▶ [Problem]
Work out how many lines include "color" and answer with that number only.

▶ [Dataset extract]
——————

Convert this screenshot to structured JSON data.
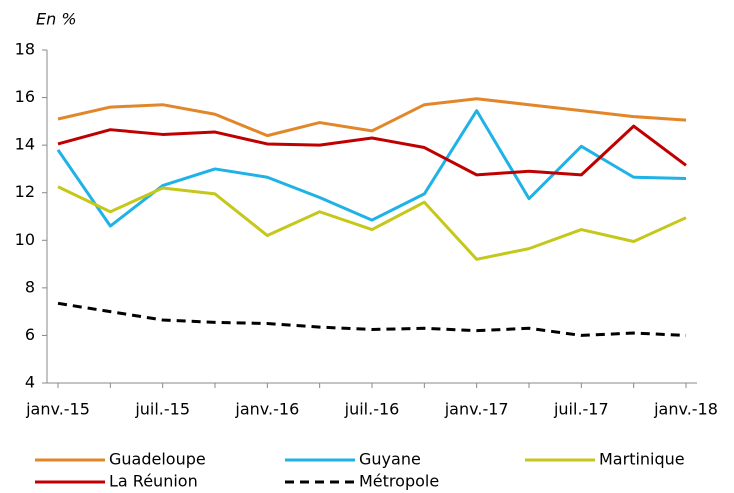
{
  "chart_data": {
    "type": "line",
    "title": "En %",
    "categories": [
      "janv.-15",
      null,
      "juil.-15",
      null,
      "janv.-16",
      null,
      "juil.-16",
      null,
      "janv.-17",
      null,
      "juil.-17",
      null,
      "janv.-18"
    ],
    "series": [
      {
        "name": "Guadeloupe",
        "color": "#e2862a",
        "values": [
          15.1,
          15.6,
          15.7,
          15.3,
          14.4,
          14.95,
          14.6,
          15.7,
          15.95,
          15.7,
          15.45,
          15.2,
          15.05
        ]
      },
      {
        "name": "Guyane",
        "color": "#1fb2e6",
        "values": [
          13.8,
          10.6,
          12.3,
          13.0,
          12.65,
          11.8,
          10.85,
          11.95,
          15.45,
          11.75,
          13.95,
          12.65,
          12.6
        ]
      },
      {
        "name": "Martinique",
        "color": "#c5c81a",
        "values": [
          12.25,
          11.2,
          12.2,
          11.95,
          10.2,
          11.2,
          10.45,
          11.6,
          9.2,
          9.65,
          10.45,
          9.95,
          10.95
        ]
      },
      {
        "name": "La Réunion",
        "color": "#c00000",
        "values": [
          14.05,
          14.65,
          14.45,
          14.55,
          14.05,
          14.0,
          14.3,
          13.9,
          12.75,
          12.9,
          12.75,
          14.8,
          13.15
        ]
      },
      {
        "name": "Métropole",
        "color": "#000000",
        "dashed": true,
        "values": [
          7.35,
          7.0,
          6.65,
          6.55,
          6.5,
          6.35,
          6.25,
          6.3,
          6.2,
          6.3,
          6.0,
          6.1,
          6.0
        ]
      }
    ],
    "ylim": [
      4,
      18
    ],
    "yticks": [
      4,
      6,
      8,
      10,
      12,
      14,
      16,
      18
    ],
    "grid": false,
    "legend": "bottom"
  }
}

——————

▶ [Problem solution]
5